### What the task asks
Without including any pictures, copy each entry below exactly.

"""

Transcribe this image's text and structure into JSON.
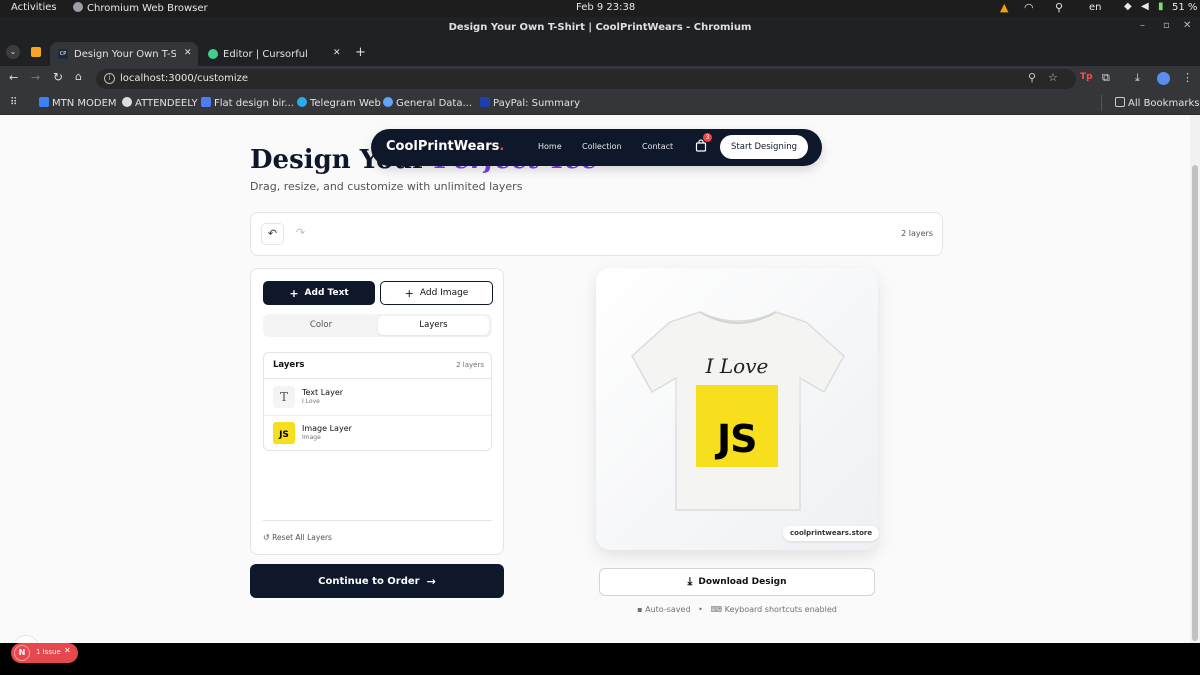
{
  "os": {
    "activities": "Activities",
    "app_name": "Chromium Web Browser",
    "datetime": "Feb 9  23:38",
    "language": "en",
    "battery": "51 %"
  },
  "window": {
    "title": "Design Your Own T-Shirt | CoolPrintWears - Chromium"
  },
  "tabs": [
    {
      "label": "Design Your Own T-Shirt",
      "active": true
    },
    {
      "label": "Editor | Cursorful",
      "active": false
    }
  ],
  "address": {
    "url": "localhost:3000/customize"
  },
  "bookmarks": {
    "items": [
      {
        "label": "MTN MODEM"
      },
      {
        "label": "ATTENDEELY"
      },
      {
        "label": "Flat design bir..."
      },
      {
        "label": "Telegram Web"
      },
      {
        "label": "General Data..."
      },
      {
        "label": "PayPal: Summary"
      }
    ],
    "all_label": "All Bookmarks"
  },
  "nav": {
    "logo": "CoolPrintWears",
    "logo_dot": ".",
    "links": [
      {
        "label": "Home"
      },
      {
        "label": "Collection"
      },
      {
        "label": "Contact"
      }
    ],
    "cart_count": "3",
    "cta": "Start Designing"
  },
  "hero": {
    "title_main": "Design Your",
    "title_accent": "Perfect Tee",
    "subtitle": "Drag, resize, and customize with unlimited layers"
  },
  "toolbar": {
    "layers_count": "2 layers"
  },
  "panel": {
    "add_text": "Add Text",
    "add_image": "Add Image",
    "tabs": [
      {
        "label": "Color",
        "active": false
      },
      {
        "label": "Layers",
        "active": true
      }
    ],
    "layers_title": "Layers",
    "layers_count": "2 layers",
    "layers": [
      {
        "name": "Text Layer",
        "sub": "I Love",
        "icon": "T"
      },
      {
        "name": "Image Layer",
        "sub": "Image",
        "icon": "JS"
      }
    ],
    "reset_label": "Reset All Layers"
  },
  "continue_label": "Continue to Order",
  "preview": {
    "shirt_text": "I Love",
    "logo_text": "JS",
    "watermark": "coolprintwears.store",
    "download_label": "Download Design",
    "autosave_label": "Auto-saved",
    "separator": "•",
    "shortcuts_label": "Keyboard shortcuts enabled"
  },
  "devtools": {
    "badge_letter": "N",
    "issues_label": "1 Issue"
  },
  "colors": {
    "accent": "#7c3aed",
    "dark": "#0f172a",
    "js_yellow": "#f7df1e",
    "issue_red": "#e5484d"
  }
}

"""

### Response
Transcribe this image's text and structure into JSON.
{
  "os": {
    "activities": "Activities",
    "app_name": "Chromium Web Browser",
    "datetime": "Feb 9  23:38",
    "language": "en",
    "battery": "51 %"
  },
  "window": {
    "title": "Design Your Own T-Shirt | CoolPrintWears - Chromium"
  },
  "tabs": [
    {
      "label": "Design Your Own T-Shirt",
      "active": true
    },
    {
      "label": "Editor | Cursorful",
      "active": false
    }
  ],
  "address": {
    "url": "localhost:3000/customize"
  },
  "bookmarks": {
    "items": [
      {
        "label": "MTN MODEM"
      },
      {
        "label": "ATTENDEELY"
      },
      {
        "label": "Flat design bir..."
      },
      {
        "label": "Telegram Web"
      },
      {
        "label": "General Data..."
      },
      {
        "label": "PayPal: Summary"
      }
    ],
    "all_label": "All Bookmarks"
  },
  "nav": {
    "logo": "CoolPrintWears",
    "logo_dot": ".",
    "links": [
      {
        "label": "Home"
      },
      {
        "label": "Collection"
      },
      {
        "label": "Contact"
      }
    ],
    "cart_count": "3",
    "cta": "Start Designing"
  },
  "hero": {
    "title_main": "Design Your",
    "title_accent": "Perfect Tee",
    "subtitle": "Drag, resize, and customize with unlimited layers"
  },
  "toolbar": {
    "layers_count": "2 layers"
  },
  "panel": {
    "add_text": "Add Text",
    "add_image": "Add Image",
    "tabs": [
      {
        "label": "Color",
        "active": false
      },
      {
        "label": "Layers",
        "active": true
      }
    ],
    "layers_title": "Layers",
    "layers_count": "2 layers",
    "layers": [
      {
        "name": "Text Layer",
        "sub": "I Love",
        "icon": "T"
      },
      {
        "name": "Image Layer",
        "sub": "Image",
        "icon": "JS"
      }
    ],
    "reset_label": "Reset All Layers"
  },
  "continue_label": "Continue to Order",
  "preview": {
    "shirt_text": "I Love",
    "logo_text": "JS",
    "watermark": "coolprintwears.store",
    "download_label": "Download Design",
    "autosave_label": "Auto-saved",
    "separator": "•",
    "shortcuts_label": "Keyboard shortcuts enabled"
  },
  "devtools": {
    "badge_letter": "N",
    "issues_label": "1 Issue"
  },
  "colors": {
    "accent": "#7c3aed",
    "dark": "#0f172a",
    "js_yellow": "#f7df1e",
    "issue_red": "#e5484d"
  }
}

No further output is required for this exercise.